**SET TASK 1**
Answer these questions from the post on supply chain attacks:
(a) Which sensitive APIs does it propose limiting access to?
(b) Which three things should a yaml parser not need to use?
(c) Which runtime does it name as having a permissions model for APIs, and for which language is that runtime?
**SET TASK 2**
Transcribe the part of the post on supply chain attacks starting with "For example, a" and going on through "model for APIs.".

**SOURCE EXTRACT**
________________

On Sun, 2023-02-26 at 01:21 +0000, python--- via Python-ideas wrote:
Hello all,
Supply chain attacks are becoming a pressing concern in software development due to the large number of dependencies and multiple attack vectors. Using third party modules (libraries, packages etc) is always a risk but the true potential of these attacks is now being weaponized. One way to deal with the risk is by limiting access to sensitive APIs like filesystem, shell, network and ffi so that packages which aren't explicitly granted permissions cannot use them, reducing their ability to do damage.
For example, a yaml parser should not need to use ffi, network nor shell. A command line argument parser library should not use network, ffi nor filesystem. Deno, a runtime for Typescript contains an interesting implementation of a permissions model for APIs.

________________

**SUPPLIED MATERIAL**
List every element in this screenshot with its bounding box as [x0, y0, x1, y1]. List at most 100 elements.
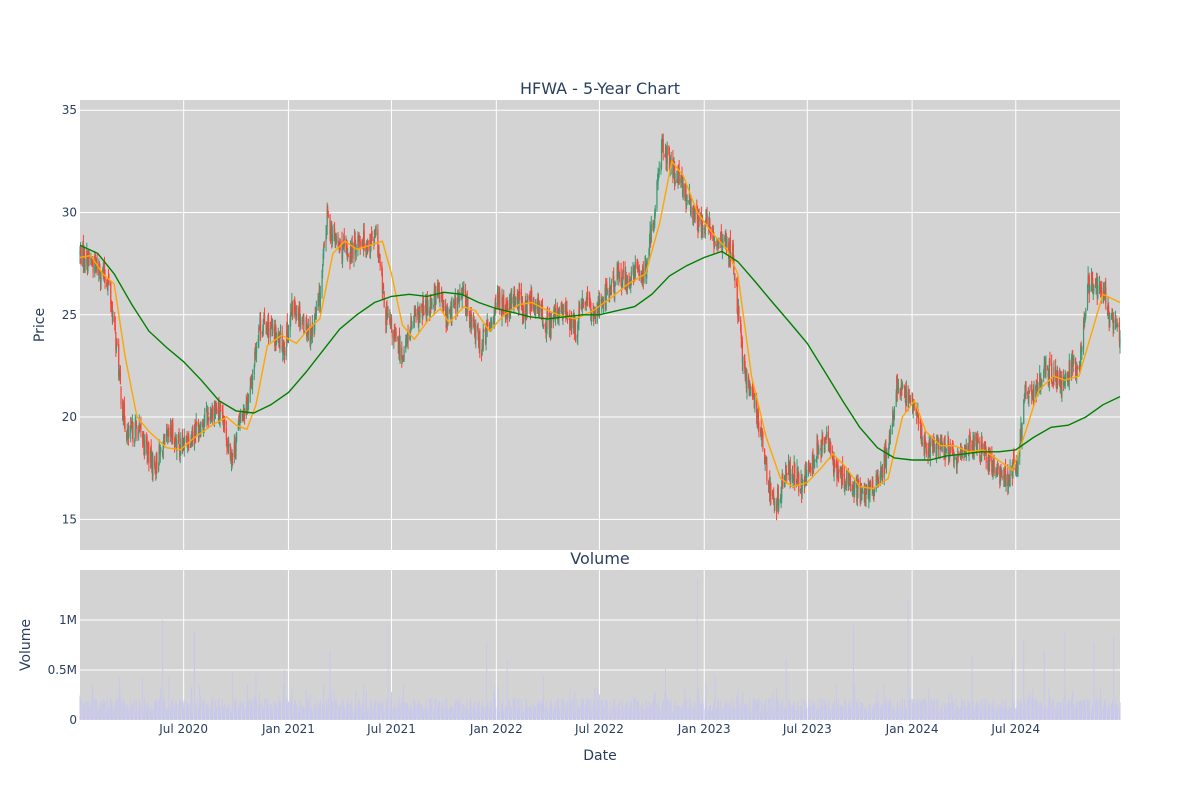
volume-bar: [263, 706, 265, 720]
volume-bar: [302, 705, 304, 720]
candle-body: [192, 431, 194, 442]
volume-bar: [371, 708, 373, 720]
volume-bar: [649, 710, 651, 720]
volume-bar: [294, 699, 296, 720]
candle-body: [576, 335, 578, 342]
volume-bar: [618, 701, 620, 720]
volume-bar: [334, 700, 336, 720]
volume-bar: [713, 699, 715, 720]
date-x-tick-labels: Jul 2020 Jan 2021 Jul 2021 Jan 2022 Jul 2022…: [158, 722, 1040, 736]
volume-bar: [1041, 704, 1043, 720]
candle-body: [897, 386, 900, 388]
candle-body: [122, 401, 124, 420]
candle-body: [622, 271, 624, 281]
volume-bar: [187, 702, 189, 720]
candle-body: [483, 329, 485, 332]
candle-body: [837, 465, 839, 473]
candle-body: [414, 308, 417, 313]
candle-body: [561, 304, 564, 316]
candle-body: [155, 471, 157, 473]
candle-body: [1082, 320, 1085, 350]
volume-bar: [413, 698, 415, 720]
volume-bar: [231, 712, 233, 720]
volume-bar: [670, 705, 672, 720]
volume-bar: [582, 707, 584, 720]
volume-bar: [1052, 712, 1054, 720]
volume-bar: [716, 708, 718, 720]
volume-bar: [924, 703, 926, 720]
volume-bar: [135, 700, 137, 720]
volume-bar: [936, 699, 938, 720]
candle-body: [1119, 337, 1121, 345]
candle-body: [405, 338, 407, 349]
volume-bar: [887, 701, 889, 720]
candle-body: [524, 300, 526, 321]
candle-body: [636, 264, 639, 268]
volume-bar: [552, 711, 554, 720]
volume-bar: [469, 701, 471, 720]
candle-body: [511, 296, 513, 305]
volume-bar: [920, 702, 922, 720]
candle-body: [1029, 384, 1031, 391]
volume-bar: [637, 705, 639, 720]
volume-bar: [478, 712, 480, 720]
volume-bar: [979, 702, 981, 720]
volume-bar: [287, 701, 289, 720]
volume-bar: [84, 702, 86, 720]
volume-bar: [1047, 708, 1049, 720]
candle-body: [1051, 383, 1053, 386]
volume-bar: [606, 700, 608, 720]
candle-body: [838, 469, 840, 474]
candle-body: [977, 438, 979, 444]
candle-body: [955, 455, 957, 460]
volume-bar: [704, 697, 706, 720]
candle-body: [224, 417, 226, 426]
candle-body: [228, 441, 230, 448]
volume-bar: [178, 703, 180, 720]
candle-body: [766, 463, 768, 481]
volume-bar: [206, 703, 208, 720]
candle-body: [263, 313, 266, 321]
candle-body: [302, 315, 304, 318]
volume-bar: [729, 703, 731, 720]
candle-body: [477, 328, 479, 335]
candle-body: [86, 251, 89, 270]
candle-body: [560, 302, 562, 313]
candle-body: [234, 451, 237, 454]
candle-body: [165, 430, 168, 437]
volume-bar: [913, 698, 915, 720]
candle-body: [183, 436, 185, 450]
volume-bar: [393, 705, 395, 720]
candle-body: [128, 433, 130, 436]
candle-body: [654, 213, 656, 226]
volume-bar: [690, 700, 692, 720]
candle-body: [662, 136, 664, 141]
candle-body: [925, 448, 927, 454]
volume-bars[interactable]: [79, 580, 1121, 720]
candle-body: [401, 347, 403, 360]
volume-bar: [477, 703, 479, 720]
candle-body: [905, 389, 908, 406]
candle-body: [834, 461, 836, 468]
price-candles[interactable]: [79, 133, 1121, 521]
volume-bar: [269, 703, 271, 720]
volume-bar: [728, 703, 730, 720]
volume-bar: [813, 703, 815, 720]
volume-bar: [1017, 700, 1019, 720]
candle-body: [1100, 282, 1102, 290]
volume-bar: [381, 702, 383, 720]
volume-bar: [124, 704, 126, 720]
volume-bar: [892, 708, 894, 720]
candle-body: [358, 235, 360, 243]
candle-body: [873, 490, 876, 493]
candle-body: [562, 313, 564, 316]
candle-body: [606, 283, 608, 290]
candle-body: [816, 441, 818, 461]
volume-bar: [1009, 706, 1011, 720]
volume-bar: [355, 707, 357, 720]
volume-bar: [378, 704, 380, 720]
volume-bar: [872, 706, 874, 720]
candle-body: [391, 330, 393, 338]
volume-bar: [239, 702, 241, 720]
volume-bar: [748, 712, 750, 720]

________________

**WRITTEN RESPONSE 1**
(a) Filesystem, shell, network and ffi.
(b) Ffi, network and shell.
(c) Deno, a runtime for Typescript.

**WRITTEN RESPONSE 2**
For example, a yaml parser should not need to use ffi, network nor shell. A command line argument parser library should not use network, ffi nor filesystem. Deno, a runtime for Typescript contains an interesting implementation of a permissions model for APIs.